_DOCUMENT SECTION:_

Michael "Buddy" Kofoid (born December 2, 2001) is an American professional dirt track and stock car racing driver.  He competes full-time in the USAC National Midget Series and POWRi Lucas Oil National Midget Series, driving for Keith Kunz Motorsports. He is the 2021 and 2022 USAC National Midget Series champion. He also competed part-time in the NASCAR Camping World Truck Series, driving the No. 51 Toyota Tundra for Kyle Busch Motorsports, and part-time in the ARCA Menards Series, driving the No. 15 Toyota Camry for Venturini Motorsports. He also has competed with the NOS Energy Drink World of Outlaws Sprint car Series. He collected his first Win at Husets Speedway on June 23rd 2022.

Early career 
Kofoid began racing at the age of 5, driving outlaw cars. He began driving sprint cars after receiving his first one when he was 10. He was the youngest driver to win a sprint car A-Main in the New Zealand National Sprint Car Series in 2013, at 11-years old. He competed full-time in the Western Sprint Tour when he was 13, finishing 2nd in the final standings. He won a sprint car race at Placerville Speedway in 2016, which made him the youngest person in history to win at the track. Throughout most of his career, Kofoid primarily competes in sprint car and midget car racing events, and occasionally late model races.

United States Auto Club 
Kofoid attempted to make his USAC National Midget Series debut in 2018, but would fail to qualify. In 2019, he joined Keith Kunz Motorsports for a part-time effort. He would win in his first career national midget car debut, at Jacksonville Speedway. On December 14, 2019, Kofoid would sign a full time effort in the USAC National Midget Series with Keith Kunz Motorsports in 2020, and compete for Rookie of the Year honors. He would pull off an impressive season, scoring 3 wins, 14 top 5s, and 22 top 10s. He finished 4th in the final standings, and winning Rookie of the Year. He would have a breakout season in 2021, finishing inside the top 10 in all but three races. He would win the championship with 6 wins, 28 top 5s, and 37 top 10s. He would also win two more titles that season, the USAC Indiana Midget Week, and the Make-A-Wish Trophy Cup. As of 2022, Kofoid will continue to race full time with KKM, and defend for a second championship.

POWRi Midget Racing 
Kofoid made his POWRi Midget Racing debut in 2019, driving in two races. He finished 2nd and 3rd in both races. He drove in 16 races for KKM in 2020. Despite not driving in four of the races, he managed to finish 4th in final standings, with 7 wins, 12 top 5s, and 12 top 10s. He ran half of the season in 2021, scoring 9 wins, 14 top 5s, and 15 top 10s. As of 2022, he will continue running part-time for KKM.

Late models 
In 2021, Kofoid made his debut in late model racing. He ran two races for Racing Dynamiks, finishing 12th in his first race. He would finish 3rd in his second late model start at the Nashville Fairgrounds Speedway.

NASCAR K&N Pro Series West 
In 2018, Kofoid signed with Gary Thackeray, and drove in a one off race with his team in the NASCAR K&N Pro Series West at the Las Vegas Motor Speedway Dirt Track. He started 15th and finished 21st due to a mechanical issue.

_COLLECTED DATA:_

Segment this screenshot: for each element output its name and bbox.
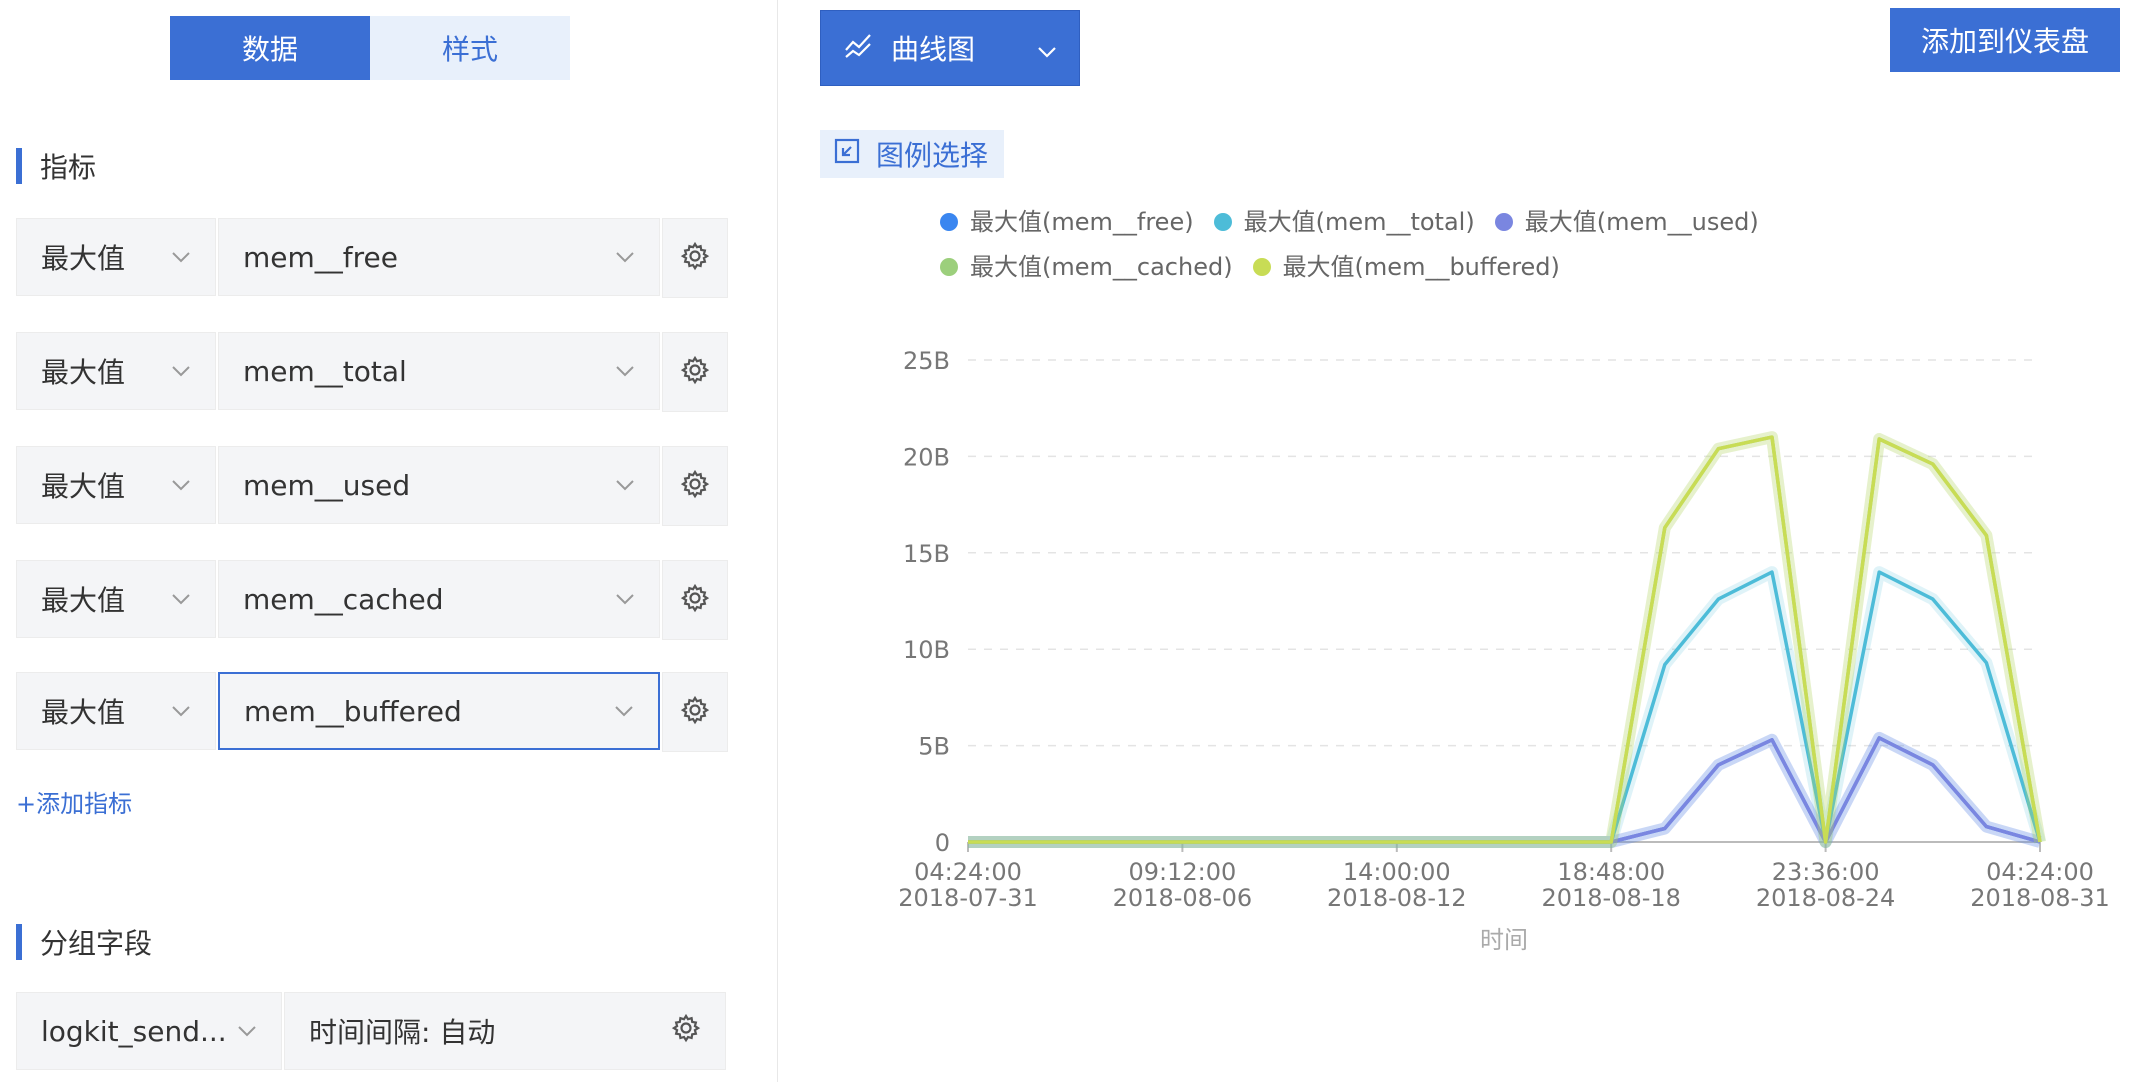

_TO BE DONE:_
Please name the track where Kofoid finished 3rd in his second late model start, according to the Buddy Kofoid biography above.

_RESULT FOR THIS TASK:_
Nashville Fairgrounds Speedway